WHAT IS EXPECTED:
Word for word, repeat the entries, minus the pictures.

=== GIVEN INFORMATION ===

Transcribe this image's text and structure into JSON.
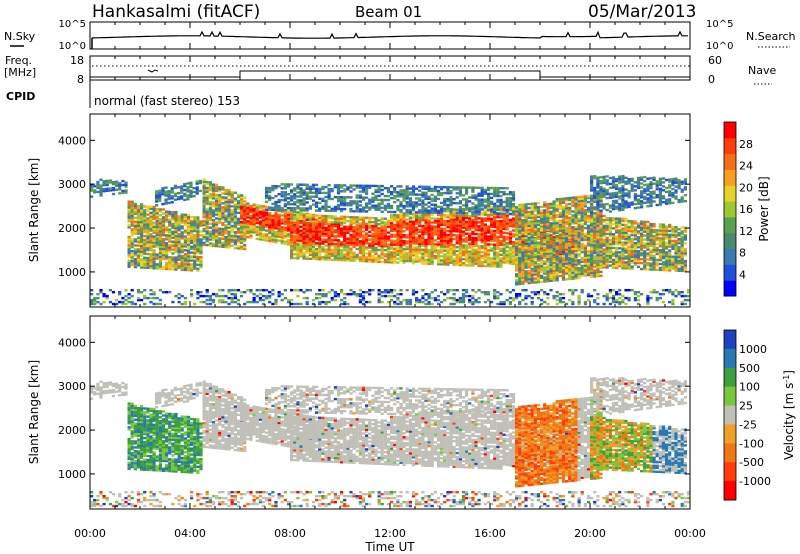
{
  "header": {
    "station": "Hankasalmi (fitACF)",
    "beam": "Beam 01",
    "date": "05/Mar/2013"
  },
  "noise_panel": {
    "left_label": "N.Sky",
    "right_label": "N.Search",
    "left_ticks": [
      "10^5",
      "10^0"
    ],
    "right_ticks": [
      "10^5",
      "10^0"
    ]
  },
  "freq_panel": {
    "label_line1": "Freq.",
    "label_line2": "[MHz]",
    "left_ticks": [
      "18",
      "8"
    ],
    "right_ticks": [
      "60",
      "0"
    ],
    "right_label": "Nave"
  },
  "cpid": {
    "label": "CPID",
    "program": "normal (fast stereo) 153"
  },
  "chart_data": [
    {
      "type": "heatmap",
      "name": "power",
      "ylabel": "Slant Range [km]",
      "ylim": [
        200,
        4600
      ],
      "y_ticks": [
        "1000",
        "2000",
        "3000",
        "4000"
      ],
      "xlim_hours": [
        0,
        24
      ],
      "colorbar": {
        "label": "Power [dB]",
        "range": [
          0,
          32
        ],
        "tick_labels": [
          "4",
          "8",
          "12",
          "16",
          "20",
          "24",
          "28"
        ],
        "colors": [
          "#0000ff",
          "#1e50dc",
          "#3c78b4",
          "#4a8a6e",
          "#5aa050",
          "#9ec832",
          "#e6d228",
          "#f5a01e",
          "#f56e14",
          "#ff3c0a",
          "#ff0000"
        ]
      }
    },
    {
      "type": "heatmap",
      "name": "velocity",
      "ylabel": "Slant Range [km]",
      "ylim": [
        200,
        4600
      ],
      "y_ticks": [
        "1000",
        "2000",
        "3000",
        "4000"
      ],
      "xlim_hours": [
        0,
        24
      ],
      "colorbar": {
        "label": "Velocity [m s",
        "label_superscript": "-1",
        "label_close": "]",
        "tick_labels": [
          "1000",
          "500",
          "100",
          "25",
          "-25",
          "-100",
          "-500",
          "-1000"
        ],
        "colors": [
          "#2040c0",
          "#2878b4",
          "#3ca03c",
          "#78c83c",
          "#c0c0b8",
          "#f0a028",
          "#f07814",
          "#ff3c0a",
          "#ff0000"
        ]
      }
    }
  ],
  "x_axis": {
    "label": "Time UT",
    "tick_labels": [
      "00:00",
      "04:00",
      "08:00",
      "12:00",
      "16:00",
      "20:00",
      "00:00"
    ]
  }
}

===

RESPONSE TO THIS TASK:
Transcribe this image's text and structure into JSON.
{
  "header": {
    "station": "Hankasalmi (fitACF)",
    "beam": "Beam 01",
    "date": "05/Mar/2013"
  },
  "noise_panel": {
    "left_label": "N.Sky",
    "right_label": "N.Search",
    "left_ticks": [
      "10^5",
      "10^0"
    ],
    "right_ticks": [
      "10^5",
      "10^0"
    ]
  },
  "freq_panel": {
    "label_line1": "Freq.",
    "label_line2": "[MHz]",
    "left_ticks": [
      "18",
      "8"
    ],
    "right_ticks": [
      "60",
      "0"
    ],
    "right_label": "Nave"
  },
  "cpid": {
    "label": "CPID",
    "program": "normal (fast stereo) 153"
  },
  "chart_data": [
    {
      "type": "heatmap",
      "name": "power",
      "ylabel": "Slant Range [km]",
      "ylim": [
        200,
        4600
      ],
      "y_ticks": [
        "1000",
        "2000",
        "3000",
        "4000"
      ],
      "xlim_hours": [
        0,
        24
      ],
      "colorbar": {
        "label": "Power [dB]",
        "range": [
          0,
          32
        ],
        "tick_labels": [
          "4",
          "8",
          "12",
          "16",
          "20",
          "24",
          "28"
        ],
        "colors": [
          "#0000ff",
          "#1e50dc",
          "#3c78b4",
          "#4a8a6e",
          "#5aa050",
          "#9ec832",
          "#e6d228",
          "#f5a01e",
          "#f56e14",
          "#ff3c0a",
          "#ff0000"
        ]
      }
    },
    {
      "type": "heatmap",
      "name": "velocity",
      "ylabel": "Slant Range [km]",
      "ylim": [
        200,
        4600
      ],
      "y_ticks": [
        "1000",
        "2000",
        "3000",
        "4000"
      ],
      "xlim_hours": [
        0,
        24
      ],
      "colorbar": {
        "label": "Velocity [m s",
        "label_superscript": "-1",
        "label_close": "]",
        "tick_labels": [
          "1000",
          "500",
          "100",
          "25",
          "-25",
          "-100",
          "-500",
          "-1000"
        ],
        "colors": [
          "#2040c0",
          "#2878b4",
          "#3ca03c",
          "#78c83c",
          "#c0c0b8",
          "#f0a028",
          "#f07814",
          "#ff3c0a",
          "#ff0000"
        ]
      }
    }
  ],
  "x_axis": {
    "label": "Time UT",
    "tick_labels": [
      "00:00",
      "04:00",
      "08:00",
      "12:00",
      "16:00",
      "20:00",
      "00:00"
    ]
  }
}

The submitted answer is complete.